** Start Supplied material **

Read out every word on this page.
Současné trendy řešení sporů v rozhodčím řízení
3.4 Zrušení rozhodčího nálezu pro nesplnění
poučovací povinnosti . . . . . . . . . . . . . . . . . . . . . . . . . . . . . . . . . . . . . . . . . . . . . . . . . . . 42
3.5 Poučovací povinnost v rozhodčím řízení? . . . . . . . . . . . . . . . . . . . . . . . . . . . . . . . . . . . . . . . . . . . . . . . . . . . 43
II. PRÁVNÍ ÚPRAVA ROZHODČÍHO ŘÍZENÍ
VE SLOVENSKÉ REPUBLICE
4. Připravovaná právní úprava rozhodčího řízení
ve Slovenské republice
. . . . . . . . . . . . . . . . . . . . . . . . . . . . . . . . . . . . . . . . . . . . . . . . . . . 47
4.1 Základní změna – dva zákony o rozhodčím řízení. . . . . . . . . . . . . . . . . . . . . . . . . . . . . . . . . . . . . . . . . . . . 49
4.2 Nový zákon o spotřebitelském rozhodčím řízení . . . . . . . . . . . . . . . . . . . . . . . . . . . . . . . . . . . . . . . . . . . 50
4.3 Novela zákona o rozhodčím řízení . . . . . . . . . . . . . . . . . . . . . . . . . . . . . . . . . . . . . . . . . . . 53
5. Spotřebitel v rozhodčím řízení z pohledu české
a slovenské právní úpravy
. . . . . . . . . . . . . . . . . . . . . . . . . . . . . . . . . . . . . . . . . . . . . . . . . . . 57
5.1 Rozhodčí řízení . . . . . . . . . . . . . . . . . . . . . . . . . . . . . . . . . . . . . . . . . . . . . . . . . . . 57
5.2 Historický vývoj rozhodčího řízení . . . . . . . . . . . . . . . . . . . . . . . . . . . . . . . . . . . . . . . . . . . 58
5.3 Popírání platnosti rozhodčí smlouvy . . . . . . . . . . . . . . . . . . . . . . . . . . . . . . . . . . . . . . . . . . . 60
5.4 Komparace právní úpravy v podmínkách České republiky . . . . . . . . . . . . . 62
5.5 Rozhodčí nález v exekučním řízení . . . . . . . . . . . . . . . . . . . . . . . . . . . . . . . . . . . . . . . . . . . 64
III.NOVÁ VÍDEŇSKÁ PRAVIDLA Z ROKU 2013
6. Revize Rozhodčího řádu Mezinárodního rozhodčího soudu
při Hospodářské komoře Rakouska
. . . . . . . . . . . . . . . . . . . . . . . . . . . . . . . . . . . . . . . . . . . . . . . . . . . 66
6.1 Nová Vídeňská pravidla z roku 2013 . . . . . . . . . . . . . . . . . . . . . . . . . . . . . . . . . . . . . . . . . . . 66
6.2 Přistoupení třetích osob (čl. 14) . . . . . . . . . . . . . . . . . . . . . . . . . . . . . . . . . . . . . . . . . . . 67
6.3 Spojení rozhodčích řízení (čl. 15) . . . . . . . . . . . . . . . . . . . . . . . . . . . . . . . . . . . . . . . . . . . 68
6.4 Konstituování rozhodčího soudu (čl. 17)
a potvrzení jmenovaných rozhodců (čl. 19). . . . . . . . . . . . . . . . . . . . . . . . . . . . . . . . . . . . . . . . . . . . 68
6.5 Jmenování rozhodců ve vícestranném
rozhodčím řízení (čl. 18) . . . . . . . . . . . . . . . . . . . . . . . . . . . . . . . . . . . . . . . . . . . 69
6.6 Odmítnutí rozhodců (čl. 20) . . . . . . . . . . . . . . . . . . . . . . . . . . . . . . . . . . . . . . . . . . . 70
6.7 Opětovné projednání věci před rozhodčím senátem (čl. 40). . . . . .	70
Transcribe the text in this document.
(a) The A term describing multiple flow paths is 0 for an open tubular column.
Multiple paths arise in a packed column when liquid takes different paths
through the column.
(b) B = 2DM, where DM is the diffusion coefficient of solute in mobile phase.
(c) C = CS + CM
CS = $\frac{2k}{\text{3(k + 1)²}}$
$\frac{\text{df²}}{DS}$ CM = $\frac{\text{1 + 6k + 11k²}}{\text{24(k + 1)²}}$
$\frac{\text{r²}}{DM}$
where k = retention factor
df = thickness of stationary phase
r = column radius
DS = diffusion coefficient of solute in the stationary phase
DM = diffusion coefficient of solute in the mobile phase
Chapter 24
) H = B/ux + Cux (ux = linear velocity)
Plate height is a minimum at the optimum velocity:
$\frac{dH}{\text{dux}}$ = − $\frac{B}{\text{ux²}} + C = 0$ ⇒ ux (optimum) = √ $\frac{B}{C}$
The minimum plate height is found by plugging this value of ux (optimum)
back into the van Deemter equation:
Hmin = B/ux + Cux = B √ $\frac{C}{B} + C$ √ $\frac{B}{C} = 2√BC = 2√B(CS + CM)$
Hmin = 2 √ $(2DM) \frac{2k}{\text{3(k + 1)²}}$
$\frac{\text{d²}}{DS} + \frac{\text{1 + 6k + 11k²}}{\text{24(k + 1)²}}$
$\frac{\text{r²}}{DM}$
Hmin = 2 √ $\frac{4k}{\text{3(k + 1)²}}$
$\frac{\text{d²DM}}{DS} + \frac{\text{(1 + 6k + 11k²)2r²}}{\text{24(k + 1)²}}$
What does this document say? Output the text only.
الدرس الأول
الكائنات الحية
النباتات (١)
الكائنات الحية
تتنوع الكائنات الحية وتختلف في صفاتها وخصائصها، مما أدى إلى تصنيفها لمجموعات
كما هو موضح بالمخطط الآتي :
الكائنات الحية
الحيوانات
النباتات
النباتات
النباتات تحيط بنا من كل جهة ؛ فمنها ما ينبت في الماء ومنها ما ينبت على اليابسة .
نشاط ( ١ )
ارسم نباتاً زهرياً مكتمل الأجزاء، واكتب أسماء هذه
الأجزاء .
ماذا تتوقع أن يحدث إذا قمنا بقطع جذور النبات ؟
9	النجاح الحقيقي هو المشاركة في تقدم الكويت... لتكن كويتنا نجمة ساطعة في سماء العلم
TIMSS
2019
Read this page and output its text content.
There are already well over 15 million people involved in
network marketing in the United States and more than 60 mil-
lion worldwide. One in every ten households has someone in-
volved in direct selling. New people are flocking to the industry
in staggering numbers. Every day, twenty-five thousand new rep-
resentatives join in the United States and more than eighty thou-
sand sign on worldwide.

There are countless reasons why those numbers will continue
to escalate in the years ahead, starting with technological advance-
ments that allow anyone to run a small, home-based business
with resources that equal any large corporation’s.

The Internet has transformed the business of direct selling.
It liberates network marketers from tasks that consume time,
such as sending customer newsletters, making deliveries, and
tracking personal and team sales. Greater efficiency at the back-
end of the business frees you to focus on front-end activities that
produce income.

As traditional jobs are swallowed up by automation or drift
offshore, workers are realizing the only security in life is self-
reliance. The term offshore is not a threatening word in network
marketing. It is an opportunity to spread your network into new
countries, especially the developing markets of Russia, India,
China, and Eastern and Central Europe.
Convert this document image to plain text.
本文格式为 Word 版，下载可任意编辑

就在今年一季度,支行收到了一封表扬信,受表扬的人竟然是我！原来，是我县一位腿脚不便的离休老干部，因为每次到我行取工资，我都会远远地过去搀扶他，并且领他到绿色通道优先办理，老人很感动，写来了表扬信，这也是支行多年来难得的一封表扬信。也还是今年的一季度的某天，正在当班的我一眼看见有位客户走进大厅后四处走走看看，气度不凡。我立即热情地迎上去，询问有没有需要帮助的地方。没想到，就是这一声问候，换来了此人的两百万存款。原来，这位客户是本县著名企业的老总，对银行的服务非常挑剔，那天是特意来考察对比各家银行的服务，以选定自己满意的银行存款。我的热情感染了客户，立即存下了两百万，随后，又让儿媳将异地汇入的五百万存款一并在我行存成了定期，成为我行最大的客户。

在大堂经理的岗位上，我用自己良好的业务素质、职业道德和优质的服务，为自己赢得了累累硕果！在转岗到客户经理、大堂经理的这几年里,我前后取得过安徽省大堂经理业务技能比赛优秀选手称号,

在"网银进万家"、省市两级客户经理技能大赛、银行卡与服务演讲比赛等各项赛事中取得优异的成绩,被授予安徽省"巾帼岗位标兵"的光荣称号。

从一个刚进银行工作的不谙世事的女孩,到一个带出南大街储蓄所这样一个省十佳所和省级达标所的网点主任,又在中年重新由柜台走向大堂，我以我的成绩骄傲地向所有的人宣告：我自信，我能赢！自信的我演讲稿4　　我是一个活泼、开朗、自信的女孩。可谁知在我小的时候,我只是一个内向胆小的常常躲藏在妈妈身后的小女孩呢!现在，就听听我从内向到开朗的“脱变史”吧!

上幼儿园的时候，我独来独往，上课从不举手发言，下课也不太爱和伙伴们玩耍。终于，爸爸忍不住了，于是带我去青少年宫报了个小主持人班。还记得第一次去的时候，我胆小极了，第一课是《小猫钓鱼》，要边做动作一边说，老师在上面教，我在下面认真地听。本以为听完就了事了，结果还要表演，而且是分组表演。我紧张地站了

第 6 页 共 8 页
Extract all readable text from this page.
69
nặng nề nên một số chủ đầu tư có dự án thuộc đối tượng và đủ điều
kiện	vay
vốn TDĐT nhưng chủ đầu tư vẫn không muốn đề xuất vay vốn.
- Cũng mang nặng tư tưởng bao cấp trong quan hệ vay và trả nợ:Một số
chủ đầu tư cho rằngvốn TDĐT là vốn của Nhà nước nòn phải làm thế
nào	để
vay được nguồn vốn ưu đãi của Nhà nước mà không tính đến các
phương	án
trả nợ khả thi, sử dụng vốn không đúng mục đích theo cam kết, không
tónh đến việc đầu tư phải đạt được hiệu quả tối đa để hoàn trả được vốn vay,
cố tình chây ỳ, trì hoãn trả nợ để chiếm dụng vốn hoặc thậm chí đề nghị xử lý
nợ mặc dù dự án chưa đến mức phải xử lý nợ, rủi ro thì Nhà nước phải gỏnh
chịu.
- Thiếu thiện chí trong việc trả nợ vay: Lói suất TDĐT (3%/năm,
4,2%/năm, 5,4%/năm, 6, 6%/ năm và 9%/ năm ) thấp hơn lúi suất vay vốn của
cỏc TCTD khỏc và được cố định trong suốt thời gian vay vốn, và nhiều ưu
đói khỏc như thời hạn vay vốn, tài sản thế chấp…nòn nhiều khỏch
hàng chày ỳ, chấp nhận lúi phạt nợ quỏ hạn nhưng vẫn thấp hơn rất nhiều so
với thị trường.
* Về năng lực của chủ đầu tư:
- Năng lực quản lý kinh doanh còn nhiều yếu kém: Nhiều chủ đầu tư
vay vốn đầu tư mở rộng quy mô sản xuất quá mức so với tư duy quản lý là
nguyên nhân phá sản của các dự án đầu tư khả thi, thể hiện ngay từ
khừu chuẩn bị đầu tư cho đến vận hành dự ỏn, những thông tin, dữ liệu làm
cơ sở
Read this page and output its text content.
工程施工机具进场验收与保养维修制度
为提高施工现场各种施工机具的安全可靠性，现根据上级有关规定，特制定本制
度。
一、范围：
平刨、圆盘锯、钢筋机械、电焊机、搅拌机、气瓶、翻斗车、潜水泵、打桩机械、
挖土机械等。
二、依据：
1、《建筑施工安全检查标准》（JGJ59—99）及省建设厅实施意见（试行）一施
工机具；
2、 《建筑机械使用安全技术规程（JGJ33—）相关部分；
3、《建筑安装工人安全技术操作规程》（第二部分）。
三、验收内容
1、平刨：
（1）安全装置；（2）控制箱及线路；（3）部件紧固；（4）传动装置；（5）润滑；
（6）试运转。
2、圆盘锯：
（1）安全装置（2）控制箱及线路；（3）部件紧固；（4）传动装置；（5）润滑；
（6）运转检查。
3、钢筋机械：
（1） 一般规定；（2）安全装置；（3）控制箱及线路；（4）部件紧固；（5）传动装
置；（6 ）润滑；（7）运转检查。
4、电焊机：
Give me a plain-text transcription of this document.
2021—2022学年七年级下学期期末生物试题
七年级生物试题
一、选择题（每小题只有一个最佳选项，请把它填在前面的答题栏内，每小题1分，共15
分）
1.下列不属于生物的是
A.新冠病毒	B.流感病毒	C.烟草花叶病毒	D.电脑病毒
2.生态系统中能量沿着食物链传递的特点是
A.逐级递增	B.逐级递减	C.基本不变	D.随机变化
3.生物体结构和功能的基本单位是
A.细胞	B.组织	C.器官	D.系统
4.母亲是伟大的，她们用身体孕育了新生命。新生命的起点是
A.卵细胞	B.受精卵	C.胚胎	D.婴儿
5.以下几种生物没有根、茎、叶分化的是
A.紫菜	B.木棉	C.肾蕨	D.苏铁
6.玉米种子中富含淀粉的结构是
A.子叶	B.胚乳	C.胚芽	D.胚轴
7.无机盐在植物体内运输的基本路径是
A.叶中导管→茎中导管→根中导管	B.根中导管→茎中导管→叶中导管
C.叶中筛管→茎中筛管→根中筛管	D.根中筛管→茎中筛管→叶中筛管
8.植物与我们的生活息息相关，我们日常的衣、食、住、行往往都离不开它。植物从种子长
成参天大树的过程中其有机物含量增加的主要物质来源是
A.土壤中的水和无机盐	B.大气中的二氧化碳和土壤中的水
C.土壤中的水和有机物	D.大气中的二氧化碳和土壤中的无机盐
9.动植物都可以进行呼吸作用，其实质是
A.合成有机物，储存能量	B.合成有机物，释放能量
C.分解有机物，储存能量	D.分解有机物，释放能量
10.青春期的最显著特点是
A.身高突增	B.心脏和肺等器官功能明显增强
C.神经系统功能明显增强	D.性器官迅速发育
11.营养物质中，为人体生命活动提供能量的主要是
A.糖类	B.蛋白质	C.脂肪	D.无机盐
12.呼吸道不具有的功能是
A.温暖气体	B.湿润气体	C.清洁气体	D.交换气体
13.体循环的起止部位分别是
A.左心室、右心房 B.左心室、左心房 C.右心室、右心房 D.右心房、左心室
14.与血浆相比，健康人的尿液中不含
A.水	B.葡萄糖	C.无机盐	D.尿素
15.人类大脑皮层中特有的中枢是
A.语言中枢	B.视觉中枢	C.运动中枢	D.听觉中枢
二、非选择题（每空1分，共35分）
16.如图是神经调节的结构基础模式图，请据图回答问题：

** End Supplied material **

**Task prompt**:
Across the entries above, how many lines contain "marketing"? Provide only the count.

**Task response**:
2